=== PROBLEM TO SOLVE ===
Go through the data below line by line and count those containing the word "Serious". Reply with the count only.

(Data tied to figure images)
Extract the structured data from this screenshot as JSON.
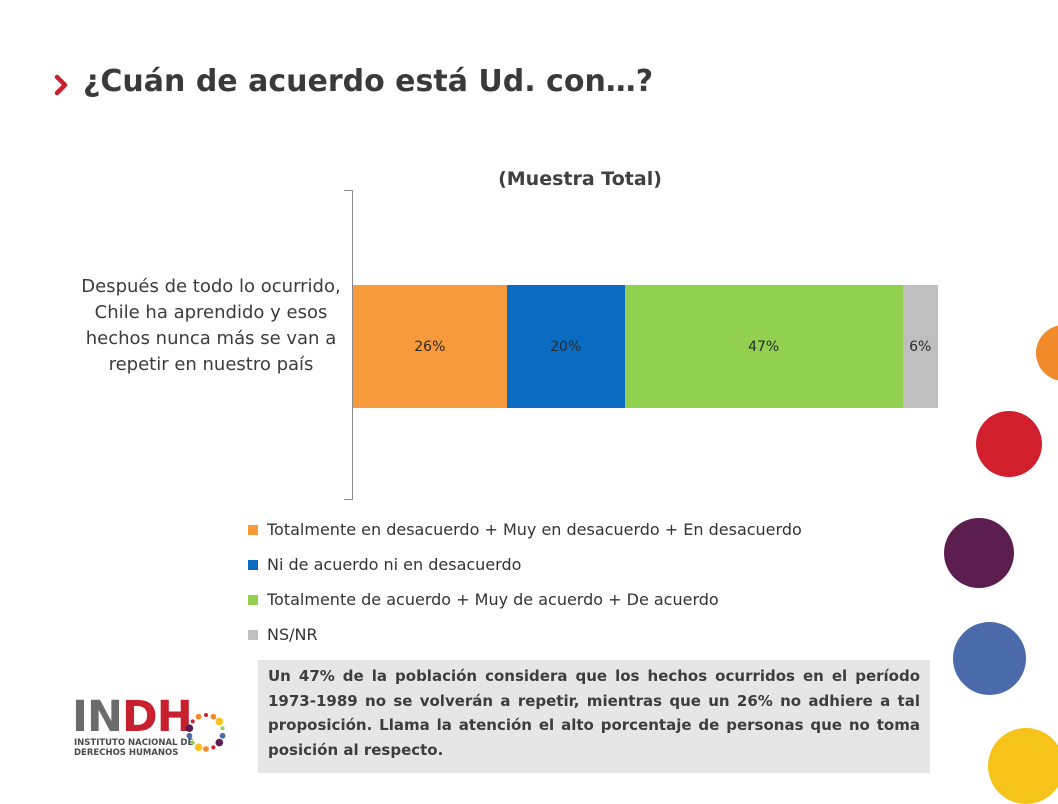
{
  "title": "¿Cuán de acuerdo está Ud. con…?",
  "colors": {
    "accent": "#c8202f",
    "title": "#3a3a3a",
    "deco_orange": "#f08a2a",
    "deco_red": "#d21f2e",
    "deco_purple": "#5c1d4f",
    "deco_blue": "#4a6aab",
    "deco_yellow": "#f6c31a"
  },
  "chart_data": {
    "type": "bar",
    "orientation": "horizontal",
    "stacked": true,
    "title": "(Muestra Total)",
    "categories": [
      "Después de todo lo ocurrido, Chile ha aprendido y esos hechos nunca más se van a repetir en nuestro país"
    ],
    "series": [
      {
        "name": "Totalmente en desacuerdo + Muy en desacuerdo + En desacuerdo",
        "values": [
          26
        ],
        "label": "26%",
        "color": "#f79a3b"
      },
      {
        "name": "Ni de acuerdo ni en desacuerdo",
        "values": [
          20
        ],
        "label": "20%",
        "color": "#0a6cc0"
      },
      {
        "name": "Totalmente de acuerdo + Muy de acuerdo + De acuerdo",
        "values": [
          47
        ],
        "label": "47%",
        "color": "#92d050"
      },
      {
        "name": "NS/NR",
        "values": [
          6
        ],
        "label": "6%",
        "color": "#bfbfbf"
      }
    ],
    "legend_position": "bottom",
    "grid": false
  },
  "note": "Un 47% de la población considera que los hechos ocurridos en el período 1973-1989 no se volverán a repetir, mientras que un 26% no adhiere a tal proposición. Llama la atención el alto porcentaje de personas que no toma posición al respecto.",
  "logo": {
    "text_prefix": "IN",
    "text_suffix": "DH",
    "subtitle_line1": "INSTITUTO NACIONAL DE",
    "subtitle_line2": "DERECHOS HUMANOS",
    "prefix_color": "#6b6b6b",
    "suffix_color": "#c8202f"
  }
}
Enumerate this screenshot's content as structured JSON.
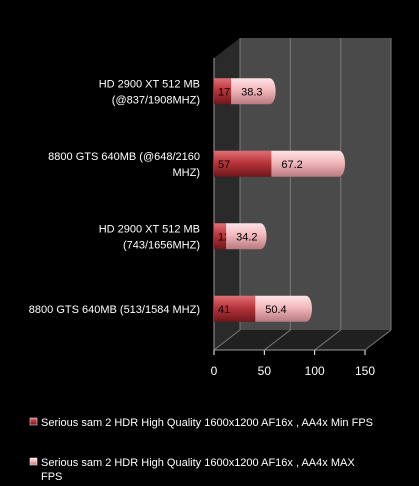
{
  "chart_data": {
    "type": "bar",
    "orientation": "horizontal",
    "three_d": true,
    "categories": [
      "HD 2900 XT 512 MB (@837/1908MHZ)",
      "8800 GTS 640MB (@648/2160 MHZ)",
      "HD 2900 XT 512 MB (743/1656MHZ)",
      "8800 GTS 640MB (513/1584 MHZ)"
    ],
    "category_label_lines": [
      [
        "HD 2900 XT 512 MB",
        "(@837/1908MHZ)"
      ],
      [
        "8800 GTS 640MB (@648/2160",
        "MHZ)"
      ],
      [
        "HD 2900 XT 512 MB",
        "(743/1656MHZ)"
      ],
      [
        "8800 GTS 640MB (513/1584 MHZ)"
      ]
    ],
    "stacked": true,
    "series": [
      {
        "name": "Serious sam 2 HDR High Quality 1600x1200 AF16x , AA4x Min FPS",
        "values": [
          17,
          57,
          12,
          41
        ],
        "color": "#b9353b"
      },
      {
        "name": "Serious sam 2 HDR High Quality 1600x1200 AF16x , AA4x MAX FPS",
        "values": [
          38.3,
          67.2,
          34.2,
          50.4
        ],
        "color": "#f2b8bc"
      }
    ],
    "data_labels": [
      [
        "17",
        "57",
        "12",
        "41"
      ],
      [
        "38.3",
        "67.2",
        "34.2",
        "50.4"
      ]
    ],
    "xlim": [
      0,
      150
    ],
    "xticks": [
      "0",
      "50",
      "100",
      "150"
    ],
    "title": "",
    "xlabel": "",
    "ylabel": "",
    "grid": true,
    "legend_position": "bottom",
    "colors": {
      "background": "#000000",
      "plot_wall": "#4a4a4a",
      "gridline": "#7a7a7a",
      "text": "#ffffff"
    }
  }
}
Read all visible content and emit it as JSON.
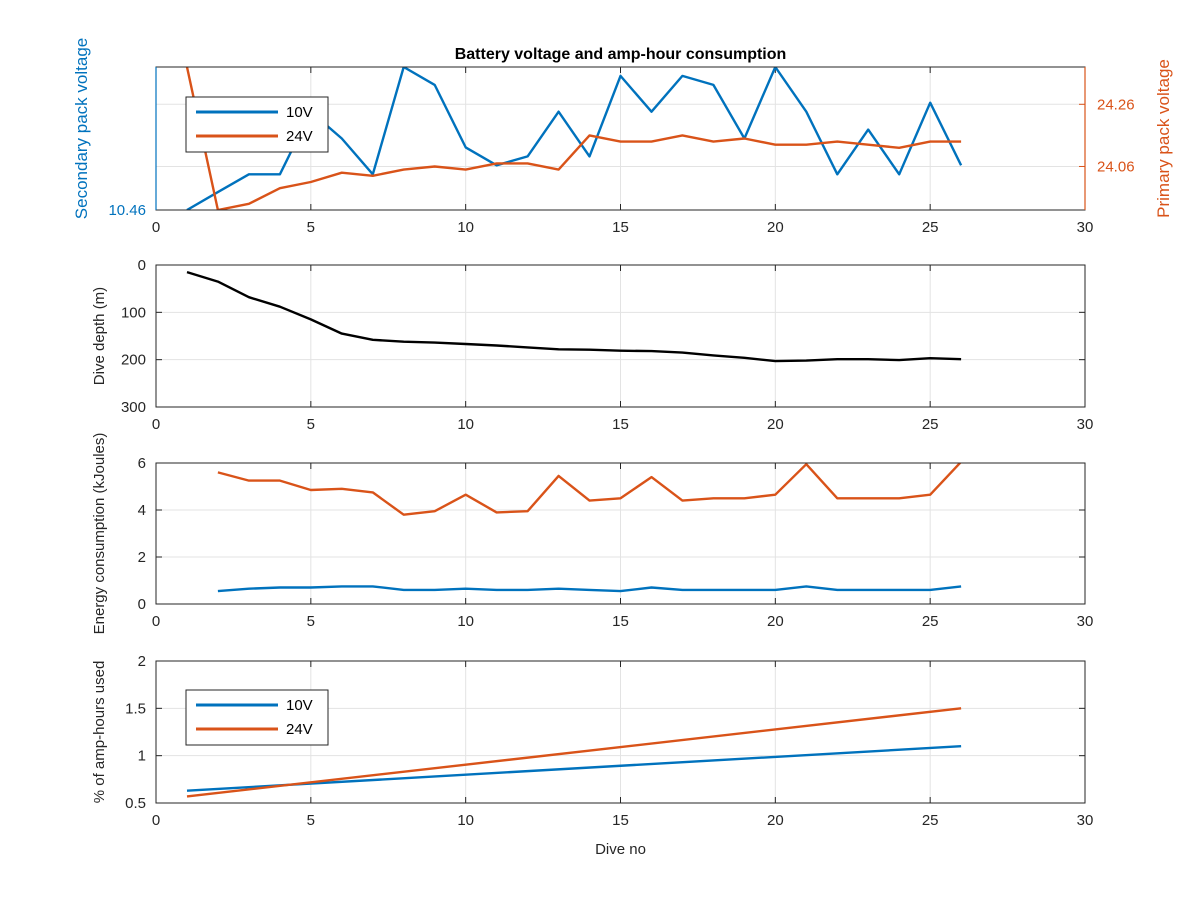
{
  "chart_data": [
    {
      "type": "line",
      "title": "Battery voltage and amp-hour consumption",
      "xlabel": "",
      "ylabel_left": "Secondary pack voltage",
      "ylabel_right": "Primary pack voltage",
      "xlim": [
        0,
        30
      ],
      "xticks": [
        "0",
        "5",
        "10",
        "15",
        "20",
        "25",
        "30"
      ],
      "ylim_left": [
        10.46,
        10.62
      ],
      "yticks_left": [
        {
          "value": 10.46,
          "label": "10.46"
        }
      ],
      "ylim_right": [
        23.92,
        24.38
      ],
      "yticks_right": [
        {
          "value": 24.06,
          "label": "24.06"
        },
        {
          "value": 24.26,
          "label": "24.26"
        }
      ],
      "grid": true,
      "legend": {
        "position": "top-left",
        "entries": [
          "10V",
          "24V"
        ]
      },
      "colors": {
        "10V": "#0072BD",
        "24V": "#D95319"
      },
      "series": [
        {
          "name": "10V",
          "axis": "left",
          "x": [
            1,
            2,
            3,
            4,
            5,
            6,
            7,
            8,
            9,
            10,
            11,
            12,
            13,
            14,
            15,
            16,
            17,
            18,
            19,
            20,
            21,
            22,
            23,
            24,
            25,
            26
          ],
          "values": [
            10.46,
            10.48,
            10.5,
            10.5,
            10.57,
            10.54,
            10.5,
            10.62,
            10.6,
            10.53,
            10.51,
            10.52,
            10.57,
            10.52,
            10.61,
            10.57,
            10.61,
            10.6,
            10.54,
            10.62,
            10.57,
            10.5,
            10.55,
            10.5,
            10.58,
            10.51
          ]
        },
        {
          "name": "24V",
          "axis": "right",
          "x": [
            1,
            2,
            3,
            4,
            5,
            6,
            7,
            8,
            9,
            10,
            11,
            12,
            13,
            14,
            15,
            16,
            17,
            18,
            19,
            20,
            21,
            22,
            23,
            24,
            25,
            26
          ],
          "values": [
            24.38,
            23.92,
            23.94,
            23.99,
            24.01,
            24.04,
            24.03,
            24.05,
            24.06,
            24.05,
            24.07,
            24.07,
            24.05,
            24.16,
            24.14,
            24.14,
            24.16,
            24.14,
            24.15,
            24.13,
            24.13,
            24.14,
            24.13,
            24.12,
            24.14,
            24.14
          ]
        }
      ]
    },
    {
      "type": "line",
      "title": "",
      "xlabel": "",
      "ylabel": "Dive depth (m)",
      "xlim": [
        0,
        30
      ],
      "xticks": [
        "0",
        "5",
        "10",
        "15",
        "20",
        "25",
        "30"
      ],
      "ylim": [
        0,
        300
      ],
      "yreversed": true,
      "yticks": [
        "0",
        "100",
        "200",
        "300"
      ],
      "grid": true,
      "colors": {
        "depth": "#000000"
      },
      "series": [
        {
          "x": [
            1,
            2,
            3,
            4,
            5,
            6,
            7,
            8,
            9,
            10,
            11,
            12,
            13,
            14,
            15,
            16,
            17,
            18,
            19,
            20,
            21,
            22,
            23,
            24,
            25,
            26
          ],
          "values": [
            15,
            35,
            68,
            88,
            115,
            145,
            158,
            162,
            164,
            167,
            170,
            174,
            178,
            179,
            181,
            182,
            185,
            191,
            196,
            203,
            202,
            199,
            199,
            201,
            197,
            199
          ]
        }
      ]
    },
    {
      "type": "line",
      "title": "",
      "xlabel": "",
      "ylabel": "Energy consumption (kJoules)",
      "xlim": [
        0,
        30
      ],
      "xticks": [
        "0",
        "5",
        "10",
        "15",
        "20",
        "25",
        "30"
      ],
      "ylim": [
        0,
        6
      ],
      "yticks": [
        "0",
        "2",
        "4",
        "6"
      ],
      "grid": true,
      "colors": {
        "10V": "#0072BD",
        "24V": "#D95319"
      },
      "series": [
        {
          "name": "10V",
          "x": [
            2,
            3,
            4,
            5,
            6,
            7,
            8,
            9,
            10,
            11,
            12,
            13,
            14,
            15,
            16,
            17,
            18,
            19,
            20,
            21,
            22,
            23,
            24,
            25,
            26
          ],
          "values": [
            0.55,
            0.65,
            0.7,
            0.7,
            0.75,
            0.75,
            0.6,
            0.6,
            0.65,
            0.6,
            0.6,
            0.65,
            0.6,
            0.55,
            0.7,
            0.6,
            0.6,
            0.6,
            0.6,
            0.75,
            0.6,
            0.6,
            0.6,
            0.6,
            0.75
          ]
        },
        {
          "name": "24V",
          "x": [
            2,
            3,
            4,
            5,
            6,
            7,
            8,
            9,
            10,
            11,
            12,
            13,
            14,
            15,
            16,
            17,
            18,
            19,
            20,
            21,
            22,
            23,
            24,
            25,
            26
          ],
          "values": [
            5.6,
            5.25,
            5.25,
            4.85,
            4.9,
            4.75,
            3.8,
            3.95,
            4.65,
            3.9,
            3.95,
            5.45,
            4.4,
            4.5,
            5.4,
            4.4,
            4.5,
            4.5,
            4.65,
            5.95,
            4.5,
            4.5,
            4.5,
            4.65,
            6.05
          ]
        }
      ]
    },
    {
      "type": "line",
      "title": "",
      "xlabel": "Dive no",
      "ylabel": "% of amp-hours used",
      "xlim": [
        0,
        30
      ],
      "xticks": [
        "0",
        "5",
        "10",
        "15",
        "20",
        "25",
        "30"
      ],
      "ylim": [
        0.5,
        2
      ],
      "yticks": [
        "0.5",
        "1",
        "1.5",
        "2"
      ],
      "grid": true,
      "legend": {
        "position": "top-left",
        "entries": [
          "10V",
          "24V"
        ]
      },
      "colors": {
        "10V": "#0072BD",
        "24V": "#D95319"
      },
      "series": [
        {
          "name": "10V",
          "x": [
            1,
            26
          ],
          "values": [
            0.63,
            1.1
          ]
        },
        {
          "name": "24V",
          "x": [
            1,
            26
          ],
          "values": [
            0.57,
            1.5
          ]
        }
      ]
    }
  ]
}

=== ANSWER TO THIS EXERCISE ===
2